Data records
** START **

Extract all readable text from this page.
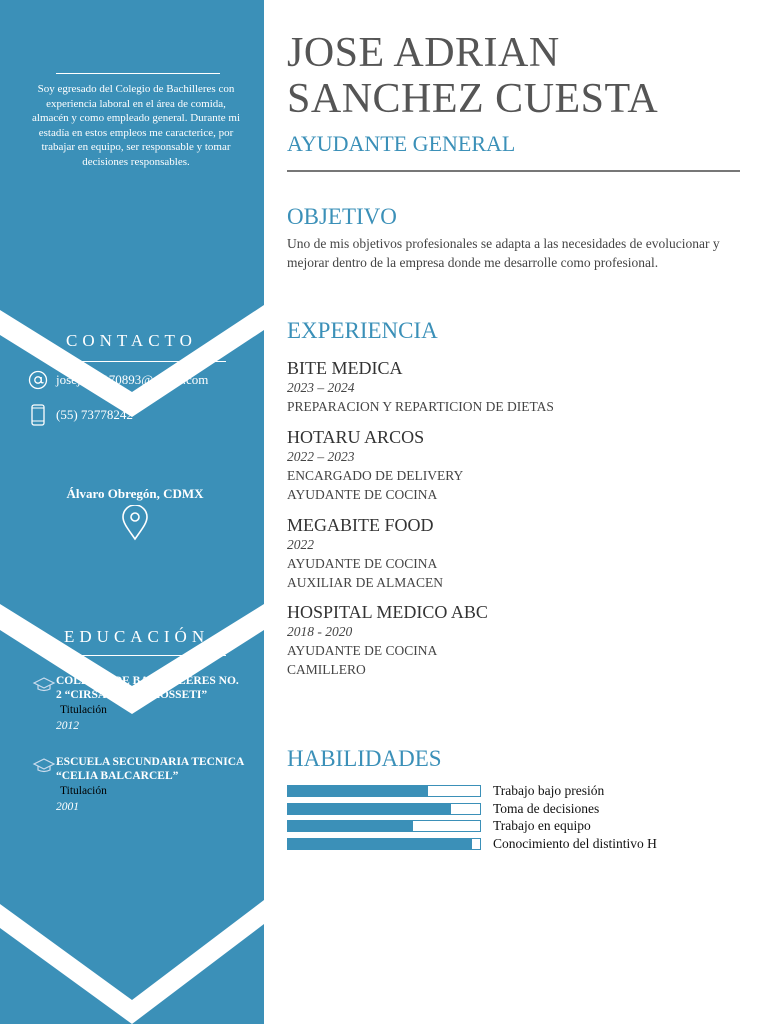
Soy egresado del Colegio de Bachilleres con experiencia laboral en el área de comida, almacén y como empleado general. Durante mi estadía en estos empleos me caracterice, por trabajar en equipo, ser responsable y tomar decisiones responsables.
CONTACTO
josejamz170893@gmail.com
(55) 73778242
Álvaro Obregón, CDMX
EDUCACIÓN
COLEGIO DE BACHILLERES NO. 2 “CIRSA ACUÑA ROSSETI”
Titulación
2012
ESCUELA SECUNDARIA TECNICA “CELIA BALCARCEL”
Titulación
2001
JOSE ADRIAN
SANCHEZ CUESTA
AYUDANTE GENERAL
OBJETIVO
Uno de mis objetivos profesionales se adapta a las necesidades de evolucionar y mejorar dentro de la empresa donde me desarrolle como profesional.
EXPERIENCIA
BITE MEDICA
2023 – 2024
PREPARACION Y REPARTICION DE DIETAS
HOTARU ARCOS
2022 – 2023
ENCARGADO DE DELIVERY
AYUDANTE DE COCINA
MEGABITE FOOD
2022
AYUDANTE DE COCINA
AUXILIAR DE ALMACEN
HOSPITAL MEDICO ABC
2018 - 2020
AYUDANTE DE COCINA
CAMILLERO
HABILIDADES
Trabajo bajo presión
Toma de decisiones
Trabajo en equipo
Conocimiento del distintivo H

** END **

• _Task brief_
Any pictures should be dropped; transcribe the rest of the records above exactly.

• _Response_
Extract all readable text from this page.
Soy egresado del Colegio de Bachilleres con experiencia laboral en el área de comida, almacén y como empleado general. Durante mi estadía en estos empleos me caracterice, por trabajar en equipo, ser responsable y tomar decisiones responsables.
CONTACTO
josejamz170893@gmail.com
(55) 73778242
Álvaro Obregón, CDMX
EDUCACIÓN
COLEGIO DE BACHILLERES NO. 2 “CIRSA ACUÑA ROSSETI”
Titulación
2012
ESCUELA SECUNDARIA TECNICA “CELIA BALCARCEL”
Titulación
2001
JOSE ADRIAN
SANCHEZ CUESTA
AYUDANTE GENERAL
OBJETIVO
Uno de mis objetivos profesionales se adapta a las necesidades de evolucionar y mejorar dentro de la empresa donde me desarrolle como profesional.
EXPERIENCIA
BITE MEDICA
2023 – 2024
PREPARACION Y REPARTICION DE DIETAS
HOTARU ARCOS
2022 – 2023
ENCARGADO DE DELIVERY
AYUDANTE DE COCINA
MEGABITE FOOD
2022
AYUDANTE DE COCINA
AUXILIAR DE ALMACEN
HOSPITAL MEDICO ABC
2018 - 2020
AYUDANTE DE COCINA
CAMILLERO
HABILIDADES
Trabajo bajo presión
Toma de decisiones
Trabajo en equipo
Conocimiento del distintivo H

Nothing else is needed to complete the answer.